■ **What to work on**
Whenever a line in the data holds the string "Harald", copy that line.

■ **Listed entries**
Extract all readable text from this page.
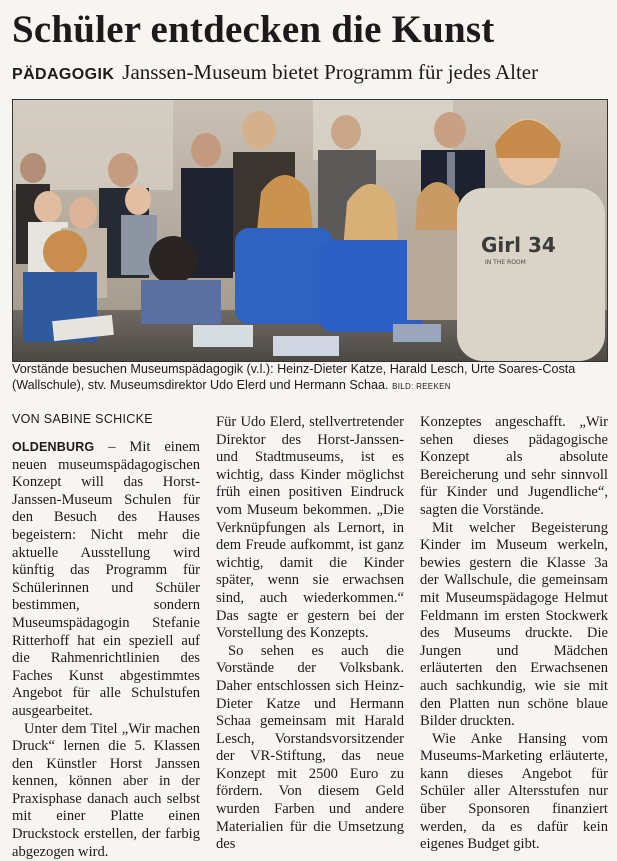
Schüler entdecken die Kunst
PÄDAGOGIK Janssen-Museum bietet Programm für jedes Alter
Girl 34
IN THE ROOM
Vorstände besuchen Museumspädagogik (v.l.): Heinz-Dieter Katze, Harald Lesch, Urte Soares-Costa (Wallschule), stv. Museumsdirektor Udo Elerd und Hermann Schaa. BILD: REEKEN
VON SABINE SCHICKE

OLDENBURG – Mit einem neuen museumspädagogischen Konzept will das Horst-Janssen-Museum Schulen für den Besuch des Hauses begeistern: Nicht mehr die aktuelle Ausstellung wird künftig das Programm für Schülerinnen und Schüler bestimmen, sondern Museumspädagogin Stefanie Ritterhoff hat ein speziell auf die Rahmenrichtlinien des Faches Kunst abgestimmtes Angebot für alle Schulstufen ausgearbeitet.

Unter dem Titel „Wir machen Druck“ lernen die 5. Klassen den Künstler Horst Janssen kennen, können aber in der Praxisphase danach auch selbst mit einer Platte einen Druckstock erstellen, der farbig abgezogen wird.

Für Udo Elerd, stellvertretender Direktor des Horst-Janssen- und Stadtmuseums, ist es wichtig, dass Kinder möglichst früh einen positiven Eindruck vom Museum bekommen. „Die Verknüpfungen als Lernort, in dem Freude aufkommt, ist ganz wichtig, damit die Kinder später, wenn sie erwachsen sind, auch wiederkommen.“ Das sagte er gestern bei der Vorstellung des Konzepts.

So sehen es auch die Vorstände der Volksbank. Daher entschlossen sich Heinz-Dieter Katze und Hermann Schaa gemeinsam mit Harald Lesch, Vorstandsvorsitzender der VR-Stiftung, das neue Konzept mit 2500 Euro zu fördern. Von diesem Geld wurden Farben und andere Materialien für die Umsetzung des

Konzeptes angeschafft. „Wir sehen dieses pädagogische Konzept als absolute Bereicherung und sehr sinnvoll für Kinder und Jugendliche“, sagten die Vorstände.

Mit welcher Begeisterung Kinder im Museum werkeln, bewies gestern die Klasse 3a der Wallschule, die gemeinsam mit Museumspädagoge Helmut Feldmann im ersten Stockwerk des Museums druckte. Die Jungen und Mädchen erläuterten den Erwachsenen auch sachkundig, wie sie mit den Platten nun schöne blaue Bilder druckten.

Wie Anke Hansing vom Museums-Marketing erläuterte, kann dieses Angebot für Schüler aller Altersstufen nur über Sponsoren finanziert werden, da es dafür kein eigenes Budget gibt.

■ **Answer section**
Vorstände besuchen Museumspädagogik (v.l.): Heinz-Dieter Katze, Harald Lesch, Urte Soares-Costa (Wallschule), stv. Museumsdirektor Udo Elerd und Hermann Schaa. BILD: REEKEN
So sehen es auch die Vorstände der Volksbank. Daher entschlossen sich Heinz-Dieter Katze und Hermann Schaa gemeinsam mit Harald Lesch, Vorstandsvorsitzender der VR-Stiftung, das neue Konzept mit 2500 Euro zu fördern. Von diesem Geld wurden Farben und andere Materialien für die Umsetzung des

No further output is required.